● **DO THIS**
Copy the full set of lines exactly as given.

[Chart and figure data]
-------------------------

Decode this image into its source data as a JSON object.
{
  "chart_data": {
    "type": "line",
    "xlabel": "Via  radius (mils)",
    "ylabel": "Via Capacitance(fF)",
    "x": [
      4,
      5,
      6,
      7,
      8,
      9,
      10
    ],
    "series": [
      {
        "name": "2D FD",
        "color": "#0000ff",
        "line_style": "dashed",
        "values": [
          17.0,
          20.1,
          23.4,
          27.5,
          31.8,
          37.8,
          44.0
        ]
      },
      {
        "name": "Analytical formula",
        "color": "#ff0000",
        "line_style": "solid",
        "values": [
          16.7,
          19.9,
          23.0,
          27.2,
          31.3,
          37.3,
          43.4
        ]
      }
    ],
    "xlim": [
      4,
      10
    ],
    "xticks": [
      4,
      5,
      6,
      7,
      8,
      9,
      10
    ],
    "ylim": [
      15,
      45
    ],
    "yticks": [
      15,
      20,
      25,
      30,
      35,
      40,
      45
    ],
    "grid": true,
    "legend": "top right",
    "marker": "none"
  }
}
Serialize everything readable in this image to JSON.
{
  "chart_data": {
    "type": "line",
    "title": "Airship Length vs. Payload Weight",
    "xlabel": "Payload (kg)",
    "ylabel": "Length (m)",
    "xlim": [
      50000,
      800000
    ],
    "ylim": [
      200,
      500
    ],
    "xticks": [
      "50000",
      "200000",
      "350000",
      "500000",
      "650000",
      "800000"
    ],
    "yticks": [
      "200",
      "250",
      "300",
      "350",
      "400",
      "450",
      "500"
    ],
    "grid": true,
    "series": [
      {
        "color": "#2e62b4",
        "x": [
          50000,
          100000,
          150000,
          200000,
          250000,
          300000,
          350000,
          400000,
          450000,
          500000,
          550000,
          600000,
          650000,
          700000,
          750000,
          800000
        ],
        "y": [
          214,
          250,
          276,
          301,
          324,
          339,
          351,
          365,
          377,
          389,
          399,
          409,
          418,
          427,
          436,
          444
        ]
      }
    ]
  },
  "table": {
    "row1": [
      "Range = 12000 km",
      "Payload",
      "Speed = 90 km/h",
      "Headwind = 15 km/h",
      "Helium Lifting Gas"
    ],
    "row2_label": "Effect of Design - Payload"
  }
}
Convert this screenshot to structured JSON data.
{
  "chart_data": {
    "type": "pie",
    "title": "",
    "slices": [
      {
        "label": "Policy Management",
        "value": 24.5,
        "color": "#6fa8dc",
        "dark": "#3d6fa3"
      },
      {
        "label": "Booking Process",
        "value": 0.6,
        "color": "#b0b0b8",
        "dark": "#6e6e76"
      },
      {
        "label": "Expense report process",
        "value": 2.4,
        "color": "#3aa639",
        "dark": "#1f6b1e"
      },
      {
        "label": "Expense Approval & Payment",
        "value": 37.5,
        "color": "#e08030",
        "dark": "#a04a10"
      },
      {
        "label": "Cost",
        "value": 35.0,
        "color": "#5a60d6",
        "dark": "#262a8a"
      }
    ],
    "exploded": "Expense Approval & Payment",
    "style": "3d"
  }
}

-------------------------

● **WORKED ANSWER**
Decode this image into its source data as a JSON object.
{
  "chart_data": {
    "type": "line",
    "xlabel": "Via  radius (mils)",
    "ylabel": "Via Capacitance(fF)",
    "x": [
      4,
      5,
      6,
      7,
      8,
      9,
      10
    ],
    "series": [
      {
        "name": "2D FD",
        "color": "#0000ff",
        "line_style": "dashed",
        "values": [
          17.0,
          20.1,
          23.4,
          27.5,
          31.8,
          37.8,
          44.0
        ]
      },
      {
        "name": "Analytical formula",
        "color": "#ff0000",
        "line_style": "solid",
        "values": [
          16.7,
          19.9,
          23.0,
          27.2,
          31.3,
          37.3,
          43.4
        ]
      }
    ],
    "xlim": [
      4,
      10
    ],
    "xticks": [
      4,
      5,
      6,
      7,
      8,
      9,
      10
    ],
    "ylim": [
      15,
      45
    ],
    "yticks": [
      15,
      20,
      25,
      30,
      35,
      40,
      45
    ],
    "grid": true,
    "legend": "top right",
    "marker": "none"
  }
}
Serialize everything readable in this image to JSON.
{
  "chart_data": {
    "type": "line",
    "title": "Airship Length vs. Payload Weight",
    "xlabel": "Payload (kg)",
    "ylabel": "Length (m)",
    "xlim": [
      50000,
      800000
    ],
    "ylim": [
      200,
      500
    ],
    "xticks": [
      "50000",
      "200000",
      "350000",
      "500000",
      "650000",
      "800000"
    ],
    "yticks": [
      "200",
      "250",
      "300",
      "350",
      "400",
      "450",
      "500"
    ],
    "grid": true,
    "series": [
      {
        "color": "#2e62b4",
        "x": [
          50000,
          100000,
          150000,
          200000,
          250000,
          300000,
          350000,
          400000,
          450000,
          500000,
          550000,
          600000,
          650000,
          700000,
          750000,
          800000
        ],
        "y": [
          214,
          250,
          276,
          301,
          324,
          339,
          351,
          365,
          377,
          389,
          399,
          409,
          418,
          427,
          436,
          444
        ]
      }
    ]
  },
  "table": {
    "row1": [
      "Range = 12000 km",
      "Payload",
      "Speed = 90 km/h",
      "Headwind = 15 km/h",
      "Helium Lifting Gas"
    ],
    "row2_label": "Effect of Design - Payload"
  }
}
Convert this screenshot to structured JSON data.
{
  "chart_data": {
    "type": "pie",
    "title": "",
    "slices": [
      {
        "label": "Policy Management",
        "value": 24.5,
        "color": "#6fa8dc",
        "dark": "#3d6fa3"
      },
      {
        "label": "Booking Process",
        "value": 0.6,
        "color": "#b0b0b8",
        "dark": "#6e6e76"
      },
      {
        "label": "Expense report process",
        "value": 2.4,
        "color": "#3aa639",
        "dark": "#1f6b1e"
      },
      {
        "label": "Expense Approval & Payment",
        "value": 37.5,
        "color": "#e08030",
        "dark": "#a04a10"
      },
      {
        "label": "Cost",
        "value": 35.0,
        "color": "#5a60d6",
        "dark": "#262a8a"
      }
    ],
    "exploded": "Expense Approval & Payment",
    "style": "3d"
  }
}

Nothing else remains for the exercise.